» **Task to carry out**
Copy all the material below, exactly as it stands.
— START OF Entries provided —
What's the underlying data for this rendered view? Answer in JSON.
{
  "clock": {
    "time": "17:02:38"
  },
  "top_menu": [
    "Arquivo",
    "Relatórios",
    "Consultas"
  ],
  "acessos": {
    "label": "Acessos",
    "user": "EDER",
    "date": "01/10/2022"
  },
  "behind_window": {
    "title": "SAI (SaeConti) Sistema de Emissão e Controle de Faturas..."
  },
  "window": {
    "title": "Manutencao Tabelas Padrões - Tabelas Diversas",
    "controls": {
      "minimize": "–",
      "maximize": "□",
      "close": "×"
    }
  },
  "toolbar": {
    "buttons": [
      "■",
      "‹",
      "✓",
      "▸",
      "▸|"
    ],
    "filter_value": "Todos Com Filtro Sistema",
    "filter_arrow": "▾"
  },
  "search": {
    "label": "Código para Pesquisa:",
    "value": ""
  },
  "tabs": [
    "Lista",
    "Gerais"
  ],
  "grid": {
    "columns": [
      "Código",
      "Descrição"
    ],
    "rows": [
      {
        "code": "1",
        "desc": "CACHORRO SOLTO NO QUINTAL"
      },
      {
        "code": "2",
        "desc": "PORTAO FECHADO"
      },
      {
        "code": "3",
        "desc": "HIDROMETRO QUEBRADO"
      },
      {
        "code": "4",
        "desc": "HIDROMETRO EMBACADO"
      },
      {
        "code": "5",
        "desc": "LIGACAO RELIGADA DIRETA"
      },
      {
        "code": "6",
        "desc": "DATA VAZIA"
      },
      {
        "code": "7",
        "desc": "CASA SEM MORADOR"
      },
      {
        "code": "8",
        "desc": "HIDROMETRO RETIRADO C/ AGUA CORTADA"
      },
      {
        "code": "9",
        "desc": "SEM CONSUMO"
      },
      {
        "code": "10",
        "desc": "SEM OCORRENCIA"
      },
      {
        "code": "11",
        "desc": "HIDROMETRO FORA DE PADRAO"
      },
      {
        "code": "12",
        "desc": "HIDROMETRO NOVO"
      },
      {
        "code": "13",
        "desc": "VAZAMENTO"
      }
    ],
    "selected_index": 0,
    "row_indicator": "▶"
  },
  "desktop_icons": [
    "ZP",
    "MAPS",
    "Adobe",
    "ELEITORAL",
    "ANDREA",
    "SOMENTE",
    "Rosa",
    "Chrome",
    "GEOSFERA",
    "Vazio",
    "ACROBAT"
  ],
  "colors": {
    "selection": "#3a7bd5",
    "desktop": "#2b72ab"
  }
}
— END OF Entries provided —
» **Correct response**
What's the underlying data for this rendered view? Answer in JSON.
{
  "clock": {
    "time": "17:02:38"
  },
  "top_menu": [
    "Arquivo",
    "Relatórios",
    "Consultas"
  ],
  "acessos": {
    "label": "Acessos",
    "user": "EDER",
    "date": "01/10/2022"
  },
  "behind_window": {
    "title": "SAI (SaeConti) Sistema de Emissão e Controle de Faturas..."
  },
  "window": {
    "title": "Manutencao Tabelas Padrões - Tabelas Diversas",
    "controls": {
      "minimize": "–",
      "maximize": "□",
      "close": "×"
    }
  },
  "toolbar": {
    "buttons": [
      "■",
      "‹",
      "✓",
      "▸",
      "▸|"
    ],
    "filter_value": "Todos Com Filtro Sistema",
    "filter_arrow": "▾"
  },
  "search": {
    "label": "Código para Pesquisa:",
    "value": ""
  },
  "tabs": [
    "Lista",
    "Gerais"
  ],
  "grid": {
    "columns": [
      "Código",
      "Descrição"
    ],
    "rows": [
      {
        "code": "1",
        "desc": "CACHORRO SOLTO NO QUINTAL"
      },
      {
        "code": "2",
        "desc": "PORTAO FECHADO"
      },
      {
        "code": "3",
        "desc": "HIDROMETRO QUEBRADO"
      },
      {
        "code": "4",
        "desc": "HIDROMETRO EMBACADO"
      },
      {
        "code": "5",
        "desc": "LIGACAO RELIGADA DIRETA"
      },
      {
        "code": "6",
        "desc": "DATA VAZIA"
      },
      {
        "code": "7",
        "desc": "CASA SEM MORADOR"
      },
      {
        "code": "8",
        "desc": "HIDROMETRO RETIRADO C/ AGUA CORTADA"
      },
      {
        "code": "9",
        "desc": "SEM CONSUMO"
      },
      {
        "code": "10",
        "desc": "SEM OCORRENCIA"
      },
      {
        "code": "11",
        "desc": "HIDROMETRO FORA DE PADRAO"
      },
      {
        "code": "12",
        "desc": "HIDROMETRO NOVO"
      },
      {
        "code": "13",
        "desc": "VAZAMENTO"
      }
    ],
    "selected_index": 0,
    "row_indicator": "▶"
  },
  "desktop_icons": [
    "ZP",
    "MAPS",
    "Adobe",
    "ELEITORAL",
    "ANDREA",
    "SOMENTE",
    "Rosa",
    "Chrome",
    "GEOSFERA",
    "Vazio",
    "ACROBAT"
  ],
  "colors": {
    "selection": "#3a7bd5",
    "desktop": "#2b72ab"
  }
}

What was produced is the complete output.